# ASSIGNMENT 1:
Could you print everything in the passage on the Bayer residue treater from "To increase the" down to "at the plant."?
# ASSIGNMENT 2:
Can you give what follows in the account of the Bayer residue treater rupture, picking up after its final sentence?

# SELECTED TEXT:
▶

To begin start-up of the methomyl-Larvin unit, Bayer's written process requires outside heat to trigger the reaction in the residue treater. Once begun, external heat and cooling controls the heat that is generated primarily by methomyl decomposition in the vessel and thereby the reaction. However, Bayer had known for years that the unit's auxiliary heaters were insufficient to initiate start-up, according to CSB. Consequently, Bayer had increased the release of methomyl to the treater to help generate heat to kick off the decomposition process.

To increase the tank's methomyl content, however, Vorderbrueggen said, Bayer had to disable three safety interlocks that controlled the methomyl feedstock release. As a result, on that August night, the residue treater contained too little solvents and far too much methomyl in the mix. As the methomyl decomposed, the temperature and pressure rose, Vorderbrueggen said. Confused control operators sent two workers to the tank to physically see whether a vent valve had become blocked.

As the two approached the vessel, its relief valves opened and were overwhelmed by the runaway reaction: The treater ruptured and ejected some 2,500 gal of flammable liquid wastes, and the 5,500-lb vessel careened some 50 feet, cutting a swath through a maze of pipes and steel at the plant.

◀

# DATA FOR ANALYSIS:
▶

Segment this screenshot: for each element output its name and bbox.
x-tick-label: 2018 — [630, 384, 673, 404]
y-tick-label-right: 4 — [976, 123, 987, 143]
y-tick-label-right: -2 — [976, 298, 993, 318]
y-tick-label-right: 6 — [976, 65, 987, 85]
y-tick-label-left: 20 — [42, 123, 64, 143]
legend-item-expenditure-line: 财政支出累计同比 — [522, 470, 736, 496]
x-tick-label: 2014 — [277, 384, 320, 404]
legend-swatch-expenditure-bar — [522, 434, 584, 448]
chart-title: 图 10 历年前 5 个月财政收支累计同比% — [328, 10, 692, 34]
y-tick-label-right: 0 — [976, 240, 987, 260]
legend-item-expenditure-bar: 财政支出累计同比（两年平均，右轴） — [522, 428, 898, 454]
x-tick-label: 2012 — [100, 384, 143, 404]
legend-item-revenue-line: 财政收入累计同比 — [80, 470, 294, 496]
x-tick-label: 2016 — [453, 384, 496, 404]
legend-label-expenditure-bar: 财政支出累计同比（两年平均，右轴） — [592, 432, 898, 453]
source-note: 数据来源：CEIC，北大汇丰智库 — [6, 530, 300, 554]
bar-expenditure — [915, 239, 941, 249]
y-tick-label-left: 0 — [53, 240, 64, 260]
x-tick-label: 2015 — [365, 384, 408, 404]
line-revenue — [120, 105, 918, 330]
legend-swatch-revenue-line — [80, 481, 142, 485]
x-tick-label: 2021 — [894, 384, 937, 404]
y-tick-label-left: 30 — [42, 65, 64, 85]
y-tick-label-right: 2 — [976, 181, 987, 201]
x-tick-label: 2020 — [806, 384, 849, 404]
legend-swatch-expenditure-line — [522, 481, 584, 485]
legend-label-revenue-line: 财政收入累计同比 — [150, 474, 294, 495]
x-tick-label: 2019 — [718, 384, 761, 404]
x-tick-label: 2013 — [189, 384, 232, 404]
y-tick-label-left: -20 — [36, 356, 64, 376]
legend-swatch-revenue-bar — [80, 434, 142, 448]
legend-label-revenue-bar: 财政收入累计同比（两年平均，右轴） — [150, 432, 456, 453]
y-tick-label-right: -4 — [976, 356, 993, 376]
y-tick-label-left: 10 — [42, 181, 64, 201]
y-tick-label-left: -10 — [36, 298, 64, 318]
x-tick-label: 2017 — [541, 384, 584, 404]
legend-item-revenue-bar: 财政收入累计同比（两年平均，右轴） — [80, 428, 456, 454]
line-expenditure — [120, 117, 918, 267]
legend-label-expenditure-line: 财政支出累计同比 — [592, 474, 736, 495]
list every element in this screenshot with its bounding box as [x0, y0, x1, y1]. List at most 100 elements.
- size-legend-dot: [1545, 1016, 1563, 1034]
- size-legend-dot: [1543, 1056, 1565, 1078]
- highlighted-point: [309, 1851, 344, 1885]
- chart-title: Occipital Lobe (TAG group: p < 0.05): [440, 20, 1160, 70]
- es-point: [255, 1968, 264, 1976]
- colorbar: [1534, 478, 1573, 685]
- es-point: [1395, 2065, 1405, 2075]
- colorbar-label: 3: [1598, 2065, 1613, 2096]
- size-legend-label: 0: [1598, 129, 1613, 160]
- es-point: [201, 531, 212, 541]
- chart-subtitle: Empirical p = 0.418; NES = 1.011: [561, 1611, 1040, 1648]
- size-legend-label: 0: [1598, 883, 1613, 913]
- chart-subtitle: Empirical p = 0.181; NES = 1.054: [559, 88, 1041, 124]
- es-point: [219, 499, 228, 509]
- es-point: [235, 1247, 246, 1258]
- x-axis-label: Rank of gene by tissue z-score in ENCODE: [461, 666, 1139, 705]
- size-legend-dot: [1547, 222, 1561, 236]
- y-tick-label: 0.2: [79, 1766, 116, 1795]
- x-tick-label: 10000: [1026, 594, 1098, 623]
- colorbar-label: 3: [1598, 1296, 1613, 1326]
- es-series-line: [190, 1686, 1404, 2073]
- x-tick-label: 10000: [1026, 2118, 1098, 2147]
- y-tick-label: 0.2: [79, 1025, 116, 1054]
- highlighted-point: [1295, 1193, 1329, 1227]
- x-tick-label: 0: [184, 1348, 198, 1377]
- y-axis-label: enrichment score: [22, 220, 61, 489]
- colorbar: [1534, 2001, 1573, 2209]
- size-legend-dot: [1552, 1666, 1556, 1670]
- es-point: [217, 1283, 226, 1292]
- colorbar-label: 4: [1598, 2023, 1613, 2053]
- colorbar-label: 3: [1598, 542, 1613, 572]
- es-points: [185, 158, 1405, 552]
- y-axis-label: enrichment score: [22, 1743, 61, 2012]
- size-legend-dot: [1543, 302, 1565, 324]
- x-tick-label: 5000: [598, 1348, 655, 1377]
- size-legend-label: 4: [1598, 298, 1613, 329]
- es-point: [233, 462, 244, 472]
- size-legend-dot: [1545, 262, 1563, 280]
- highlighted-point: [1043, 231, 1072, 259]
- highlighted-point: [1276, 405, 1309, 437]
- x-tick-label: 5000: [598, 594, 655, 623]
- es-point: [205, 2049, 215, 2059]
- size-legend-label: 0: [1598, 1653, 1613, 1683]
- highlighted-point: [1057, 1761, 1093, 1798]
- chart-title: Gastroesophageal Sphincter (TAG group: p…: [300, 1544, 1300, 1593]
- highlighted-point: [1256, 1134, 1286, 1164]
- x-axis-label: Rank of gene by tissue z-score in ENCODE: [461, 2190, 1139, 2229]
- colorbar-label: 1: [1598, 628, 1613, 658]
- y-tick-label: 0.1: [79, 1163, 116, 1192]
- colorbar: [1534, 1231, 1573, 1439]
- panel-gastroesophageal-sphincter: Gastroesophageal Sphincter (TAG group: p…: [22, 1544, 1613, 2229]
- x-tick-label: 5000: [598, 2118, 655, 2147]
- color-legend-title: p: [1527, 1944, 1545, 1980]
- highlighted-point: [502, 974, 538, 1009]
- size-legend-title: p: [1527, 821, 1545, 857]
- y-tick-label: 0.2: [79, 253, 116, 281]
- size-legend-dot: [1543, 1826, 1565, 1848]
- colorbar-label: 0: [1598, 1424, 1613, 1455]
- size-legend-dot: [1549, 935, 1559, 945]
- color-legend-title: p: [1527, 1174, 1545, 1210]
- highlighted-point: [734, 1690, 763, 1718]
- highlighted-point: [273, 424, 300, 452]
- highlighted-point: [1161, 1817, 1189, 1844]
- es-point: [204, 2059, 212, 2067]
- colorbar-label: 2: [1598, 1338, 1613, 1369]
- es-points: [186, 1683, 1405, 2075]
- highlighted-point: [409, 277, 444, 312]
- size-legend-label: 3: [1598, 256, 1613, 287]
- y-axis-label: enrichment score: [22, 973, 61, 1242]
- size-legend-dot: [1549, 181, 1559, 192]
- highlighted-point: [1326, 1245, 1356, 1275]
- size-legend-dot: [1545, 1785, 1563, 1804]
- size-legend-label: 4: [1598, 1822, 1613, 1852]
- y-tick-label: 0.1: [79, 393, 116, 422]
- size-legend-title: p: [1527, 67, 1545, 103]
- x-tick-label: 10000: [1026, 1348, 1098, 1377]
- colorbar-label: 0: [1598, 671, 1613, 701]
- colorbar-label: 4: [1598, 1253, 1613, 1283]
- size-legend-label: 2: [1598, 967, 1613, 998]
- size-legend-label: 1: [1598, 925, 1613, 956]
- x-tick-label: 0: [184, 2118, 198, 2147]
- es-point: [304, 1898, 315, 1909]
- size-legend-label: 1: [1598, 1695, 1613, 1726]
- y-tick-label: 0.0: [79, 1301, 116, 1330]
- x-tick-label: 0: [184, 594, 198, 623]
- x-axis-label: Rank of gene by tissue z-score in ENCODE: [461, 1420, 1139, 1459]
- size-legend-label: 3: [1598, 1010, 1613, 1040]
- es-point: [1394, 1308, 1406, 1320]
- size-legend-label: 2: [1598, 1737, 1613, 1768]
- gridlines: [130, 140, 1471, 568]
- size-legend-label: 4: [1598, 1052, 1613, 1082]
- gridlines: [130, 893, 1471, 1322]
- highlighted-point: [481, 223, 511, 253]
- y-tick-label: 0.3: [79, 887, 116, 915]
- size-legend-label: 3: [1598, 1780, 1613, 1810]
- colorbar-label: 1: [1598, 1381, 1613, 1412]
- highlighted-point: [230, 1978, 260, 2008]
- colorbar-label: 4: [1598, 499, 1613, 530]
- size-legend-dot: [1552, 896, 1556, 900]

◀

# EXPECTED OUTPUT 1:
To increase the tank's methomyl content, however, Vorderbrueggen said, Bayer had to disable three safety interlocks that controlled the methomyl feedstock release. As a result, on that August night, the residue treater contained too little solvents and far too much methomyl in the mix. As the methomyl decomposed, the temperature and pressure rose, Vorderbrueggen said. Confused control operators sent two workers to the tank to physically see whether a vent valve had become blocked.

As the two approached the vessel, its relief valves opened and were overwhelmed by the runaway reaction: The treater ruptured and ejected some 2,500 gal of flammable liquid wastes, and the 5,500-lb vessel careened some 50 feet, cutting a swath through a maze of pipes and steel at the plant.

# EXPECTED OUTPUT 2:
It flew in a direction away from the nearby MIC day tank, however.

THE ACCIDENT, Bresland said, was avoidable and showed significant lapses in the plant's process safety management and, he added, "could have had additional grave consequences."

Crosby acknowledged and apologized for communications that fell short. Bayer has developed new arrangements to inform local emergency officials more quickly, he noted. The state has also passed legislation requiring companies to notify response officials of an accident within 15 minutes. However, Bayer had agreed to improve community communications after an accident in the same unit in 2007, according to speakers at the CSB hearing.

Defending Bayer's use and storage of large quantities of MIC, Crosby said that it was a "critical building block." Bayer had examined options, and "our process is as safe as alternatives," he said.

Company spokesman Iams stresses the "business need" for MIC's use at the Institute plant and Bayer's decision to make Institute the only production site for its insecticide line.

CSB's final report will be delayed until the end of the year because of time needed to comply with Bayer's SSI claims and the Coast Guard reviews, Bresland tells C&EN. However, he says, the final report will include examination of process alternatives to MIC storage and will use computer modeling to determine what chemicals exited the plant during the fire and explosion.

CSB's decision to examine MIC alternatives received support from a May 4 letter from four House and Senate committee leaders to the board, calling for it to examine options and costs of shifting away from MIC use or storage.